- What the exercise asks -
Filter out everything except lines holding "privado".

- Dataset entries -
·····

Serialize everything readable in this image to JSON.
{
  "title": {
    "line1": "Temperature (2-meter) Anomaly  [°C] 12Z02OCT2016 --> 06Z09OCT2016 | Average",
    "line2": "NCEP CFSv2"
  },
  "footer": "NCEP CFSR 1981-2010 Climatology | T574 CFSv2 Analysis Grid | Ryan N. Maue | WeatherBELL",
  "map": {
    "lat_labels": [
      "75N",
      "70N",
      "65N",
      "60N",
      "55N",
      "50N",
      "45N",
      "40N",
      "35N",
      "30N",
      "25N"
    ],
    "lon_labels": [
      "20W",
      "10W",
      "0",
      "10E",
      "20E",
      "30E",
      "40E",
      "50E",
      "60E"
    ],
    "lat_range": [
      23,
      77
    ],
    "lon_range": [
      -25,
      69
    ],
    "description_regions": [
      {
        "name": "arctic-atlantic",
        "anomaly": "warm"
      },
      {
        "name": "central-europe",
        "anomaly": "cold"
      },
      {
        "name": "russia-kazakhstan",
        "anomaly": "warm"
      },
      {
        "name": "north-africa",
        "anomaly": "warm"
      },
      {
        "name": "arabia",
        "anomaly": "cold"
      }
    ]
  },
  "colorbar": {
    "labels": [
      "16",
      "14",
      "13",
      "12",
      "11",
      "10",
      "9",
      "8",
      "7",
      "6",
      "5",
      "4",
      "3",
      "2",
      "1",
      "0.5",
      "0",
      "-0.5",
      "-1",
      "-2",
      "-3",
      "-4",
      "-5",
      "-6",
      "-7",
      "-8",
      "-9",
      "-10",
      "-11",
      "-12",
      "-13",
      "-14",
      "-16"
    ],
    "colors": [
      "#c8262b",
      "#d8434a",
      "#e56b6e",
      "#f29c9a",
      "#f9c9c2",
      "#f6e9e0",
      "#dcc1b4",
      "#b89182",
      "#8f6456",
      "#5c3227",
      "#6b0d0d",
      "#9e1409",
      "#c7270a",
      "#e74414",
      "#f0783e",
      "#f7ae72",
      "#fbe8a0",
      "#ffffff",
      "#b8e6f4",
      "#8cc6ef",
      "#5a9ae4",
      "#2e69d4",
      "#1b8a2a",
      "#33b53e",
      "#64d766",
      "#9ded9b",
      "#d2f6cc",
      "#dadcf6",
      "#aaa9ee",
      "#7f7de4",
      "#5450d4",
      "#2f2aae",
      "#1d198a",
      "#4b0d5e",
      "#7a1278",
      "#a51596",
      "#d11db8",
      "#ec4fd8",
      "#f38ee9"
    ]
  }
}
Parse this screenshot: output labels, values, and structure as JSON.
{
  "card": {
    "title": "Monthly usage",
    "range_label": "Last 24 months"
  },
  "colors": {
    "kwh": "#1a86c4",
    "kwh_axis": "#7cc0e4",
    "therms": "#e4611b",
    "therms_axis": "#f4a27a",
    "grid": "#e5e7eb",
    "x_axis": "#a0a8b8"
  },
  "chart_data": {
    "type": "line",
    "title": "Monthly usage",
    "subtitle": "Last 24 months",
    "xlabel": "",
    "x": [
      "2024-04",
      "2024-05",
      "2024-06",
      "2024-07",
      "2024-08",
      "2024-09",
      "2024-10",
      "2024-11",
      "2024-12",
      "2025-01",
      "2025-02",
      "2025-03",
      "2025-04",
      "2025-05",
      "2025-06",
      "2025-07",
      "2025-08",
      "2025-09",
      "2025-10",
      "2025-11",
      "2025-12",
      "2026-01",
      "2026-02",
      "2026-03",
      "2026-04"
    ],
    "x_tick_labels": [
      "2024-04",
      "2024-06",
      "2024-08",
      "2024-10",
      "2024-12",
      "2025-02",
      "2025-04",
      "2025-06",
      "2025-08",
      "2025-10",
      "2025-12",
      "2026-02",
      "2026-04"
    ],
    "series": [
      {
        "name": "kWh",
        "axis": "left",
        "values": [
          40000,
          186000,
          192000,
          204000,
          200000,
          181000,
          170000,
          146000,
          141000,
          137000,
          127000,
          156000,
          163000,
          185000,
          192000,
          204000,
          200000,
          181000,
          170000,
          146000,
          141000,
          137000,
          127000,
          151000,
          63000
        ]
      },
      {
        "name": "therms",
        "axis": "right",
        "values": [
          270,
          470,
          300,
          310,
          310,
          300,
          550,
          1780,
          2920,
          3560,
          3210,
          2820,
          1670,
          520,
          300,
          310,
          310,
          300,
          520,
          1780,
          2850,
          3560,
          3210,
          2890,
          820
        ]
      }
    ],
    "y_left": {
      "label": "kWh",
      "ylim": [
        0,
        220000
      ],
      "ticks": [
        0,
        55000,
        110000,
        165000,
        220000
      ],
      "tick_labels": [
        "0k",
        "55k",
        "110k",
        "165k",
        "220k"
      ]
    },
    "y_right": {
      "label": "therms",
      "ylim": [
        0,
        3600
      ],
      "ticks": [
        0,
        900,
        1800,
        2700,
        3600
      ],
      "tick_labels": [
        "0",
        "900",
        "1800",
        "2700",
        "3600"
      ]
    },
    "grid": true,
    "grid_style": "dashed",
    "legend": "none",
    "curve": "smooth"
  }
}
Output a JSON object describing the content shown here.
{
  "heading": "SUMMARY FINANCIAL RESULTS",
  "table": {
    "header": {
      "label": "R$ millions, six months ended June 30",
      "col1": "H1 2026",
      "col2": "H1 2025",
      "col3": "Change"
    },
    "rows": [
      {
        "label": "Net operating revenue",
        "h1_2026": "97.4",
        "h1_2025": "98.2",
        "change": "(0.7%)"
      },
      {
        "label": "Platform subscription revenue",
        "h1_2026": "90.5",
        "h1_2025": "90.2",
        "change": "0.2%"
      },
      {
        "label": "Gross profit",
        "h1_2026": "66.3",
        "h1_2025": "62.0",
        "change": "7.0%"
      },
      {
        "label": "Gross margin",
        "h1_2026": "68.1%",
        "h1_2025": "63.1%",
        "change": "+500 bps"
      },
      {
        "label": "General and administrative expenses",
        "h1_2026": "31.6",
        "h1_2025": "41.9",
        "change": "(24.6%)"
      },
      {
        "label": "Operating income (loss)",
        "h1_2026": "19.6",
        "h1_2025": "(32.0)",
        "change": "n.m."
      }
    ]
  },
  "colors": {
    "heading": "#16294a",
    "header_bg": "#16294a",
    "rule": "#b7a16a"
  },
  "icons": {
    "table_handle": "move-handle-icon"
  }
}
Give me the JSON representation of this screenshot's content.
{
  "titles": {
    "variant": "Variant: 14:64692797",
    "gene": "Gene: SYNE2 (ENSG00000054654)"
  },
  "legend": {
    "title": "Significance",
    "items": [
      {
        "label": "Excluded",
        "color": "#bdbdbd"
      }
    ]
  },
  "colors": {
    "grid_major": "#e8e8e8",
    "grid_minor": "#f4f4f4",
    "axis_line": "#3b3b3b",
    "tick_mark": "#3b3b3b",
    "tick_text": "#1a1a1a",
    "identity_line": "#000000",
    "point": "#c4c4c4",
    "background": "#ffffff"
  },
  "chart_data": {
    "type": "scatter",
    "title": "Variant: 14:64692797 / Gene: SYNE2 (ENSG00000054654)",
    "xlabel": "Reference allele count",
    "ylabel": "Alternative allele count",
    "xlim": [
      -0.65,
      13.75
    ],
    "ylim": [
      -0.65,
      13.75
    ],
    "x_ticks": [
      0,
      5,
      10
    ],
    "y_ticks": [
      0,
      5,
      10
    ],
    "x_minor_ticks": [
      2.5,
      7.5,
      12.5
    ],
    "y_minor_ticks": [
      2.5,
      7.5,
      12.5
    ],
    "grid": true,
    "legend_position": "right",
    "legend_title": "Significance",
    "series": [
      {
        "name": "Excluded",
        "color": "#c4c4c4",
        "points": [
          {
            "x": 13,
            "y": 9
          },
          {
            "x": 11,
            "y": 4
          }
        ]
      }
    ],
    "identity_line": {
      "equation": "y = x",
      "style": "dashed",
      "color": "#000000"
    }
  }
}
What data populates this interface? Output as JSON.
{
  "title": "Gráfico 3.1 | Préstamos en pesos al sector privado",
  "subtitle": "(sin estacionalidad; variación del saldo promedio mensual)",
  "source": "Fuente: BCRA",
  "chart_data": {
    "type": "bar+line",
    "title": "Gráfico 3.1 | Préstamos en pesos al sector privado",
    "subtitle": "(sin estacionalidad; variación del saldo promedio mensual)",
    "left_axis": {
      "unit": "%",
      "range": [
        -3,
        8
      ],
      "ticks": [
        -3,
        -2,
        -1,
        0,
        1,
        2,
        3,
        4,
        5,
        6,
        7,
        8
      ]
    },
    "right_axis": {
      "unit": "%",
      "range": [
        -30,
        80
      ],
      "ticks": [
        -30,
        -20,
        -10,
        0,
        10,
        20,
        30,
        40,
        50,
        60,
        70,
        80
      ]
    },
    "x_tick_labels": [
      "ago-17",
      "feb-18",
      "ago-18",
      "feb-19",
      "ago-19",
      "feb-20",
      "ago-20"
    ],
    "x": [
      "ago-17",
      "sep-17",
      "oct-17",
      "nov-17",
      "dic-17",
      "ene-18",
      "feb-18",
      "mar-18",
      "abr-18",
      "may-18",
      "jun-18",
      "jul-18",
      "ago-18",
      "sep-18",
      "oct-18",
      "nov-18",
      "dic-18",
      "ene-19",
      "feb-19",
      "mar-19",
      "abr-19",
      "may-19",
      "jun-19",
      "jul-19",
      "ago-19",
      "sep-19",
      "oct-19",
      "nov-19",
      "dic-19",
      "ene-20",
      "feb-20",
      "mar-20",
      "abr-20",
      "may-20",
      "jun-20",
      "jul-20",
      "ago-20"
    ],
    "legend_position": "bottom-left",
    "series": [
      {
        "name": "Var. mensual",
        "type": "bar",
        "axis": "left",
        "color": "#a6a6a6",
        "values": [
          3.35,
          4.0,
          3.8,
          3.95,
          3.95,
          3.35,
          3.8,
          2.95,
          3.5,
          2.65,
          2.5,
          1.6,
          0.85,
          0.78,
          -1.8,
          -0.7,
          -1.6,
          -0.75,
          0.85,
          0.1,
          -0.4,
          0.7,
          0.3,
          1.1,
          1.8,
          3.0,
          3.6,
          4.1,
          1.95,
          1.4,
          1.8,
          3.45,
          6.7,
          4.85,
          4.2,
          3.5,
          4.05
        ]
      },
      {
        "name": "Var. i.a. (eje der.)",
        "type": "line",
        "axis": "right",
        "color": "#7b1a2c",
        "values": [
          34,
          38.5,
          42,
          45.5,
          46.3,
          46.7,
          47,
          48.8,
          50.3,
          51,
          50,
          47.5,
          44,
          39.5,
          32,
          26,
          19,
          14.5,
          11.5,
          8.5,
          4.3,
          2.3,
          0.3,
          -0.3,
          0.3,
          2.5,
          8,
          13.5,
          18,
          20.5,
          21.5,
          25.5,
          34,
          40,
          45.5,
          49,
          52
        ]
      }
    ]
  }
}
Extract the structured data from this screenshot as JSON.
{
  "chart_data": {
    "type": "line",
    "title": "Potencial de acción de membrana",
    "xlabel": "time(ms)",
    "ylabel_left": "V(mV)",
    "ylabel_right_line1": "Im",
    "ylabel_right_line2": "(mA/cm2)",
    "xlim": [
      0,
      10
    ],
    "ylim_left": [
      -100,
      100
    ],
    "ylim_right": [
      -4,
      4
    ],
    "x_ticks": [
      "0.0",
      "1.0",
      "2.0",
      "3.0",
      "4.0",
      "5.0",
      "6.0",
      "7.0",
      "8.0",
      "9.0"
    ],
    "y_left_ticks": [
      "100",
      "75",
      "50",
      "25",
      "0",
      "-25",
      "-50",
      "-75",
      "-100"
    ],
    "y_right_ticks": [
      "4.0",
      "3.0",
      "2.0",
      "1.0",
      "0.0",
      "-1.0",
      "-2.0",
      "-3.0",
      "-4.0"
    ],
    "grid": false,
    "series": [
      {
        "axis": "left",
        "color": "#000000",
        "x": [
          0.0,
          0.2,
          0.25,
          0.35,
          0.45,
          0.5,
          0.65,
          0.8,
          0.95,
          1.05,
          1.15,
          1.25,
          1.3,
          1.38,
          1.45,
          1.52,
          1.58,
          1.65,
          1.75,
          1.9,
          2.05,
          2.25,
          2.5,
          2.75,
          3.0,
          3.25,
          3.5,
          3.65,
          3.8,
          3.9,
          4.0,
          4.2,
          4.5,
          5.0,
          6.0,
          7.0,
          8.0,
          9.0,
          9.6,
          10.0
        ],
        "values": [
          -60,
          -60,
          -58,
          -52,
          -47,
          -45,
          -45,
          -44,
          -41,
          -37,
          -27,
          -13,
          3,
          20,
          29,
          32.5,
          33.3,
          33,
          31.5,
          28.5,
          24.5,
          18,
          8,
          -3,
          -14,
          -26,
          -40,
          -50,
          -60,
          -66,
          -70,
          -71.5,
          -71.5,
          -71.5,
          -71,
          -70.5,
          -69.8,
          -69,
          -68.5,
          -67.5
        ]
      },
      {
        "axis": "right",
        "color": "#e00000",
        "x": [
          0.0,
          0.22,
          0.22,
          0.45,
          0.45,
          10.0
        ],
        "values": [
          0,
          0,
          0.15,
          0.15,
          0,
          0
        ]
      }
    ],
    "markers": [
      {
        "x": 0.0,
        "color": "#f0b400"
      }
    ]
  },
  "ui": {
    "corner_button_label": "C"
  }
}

·····

- Solved problem -
  "title": "Gráfico 3.1 | Préstamos en pesos al sector privado",
    "title": "Gráfico 3.1 | Préstamos en pesos al sector privado",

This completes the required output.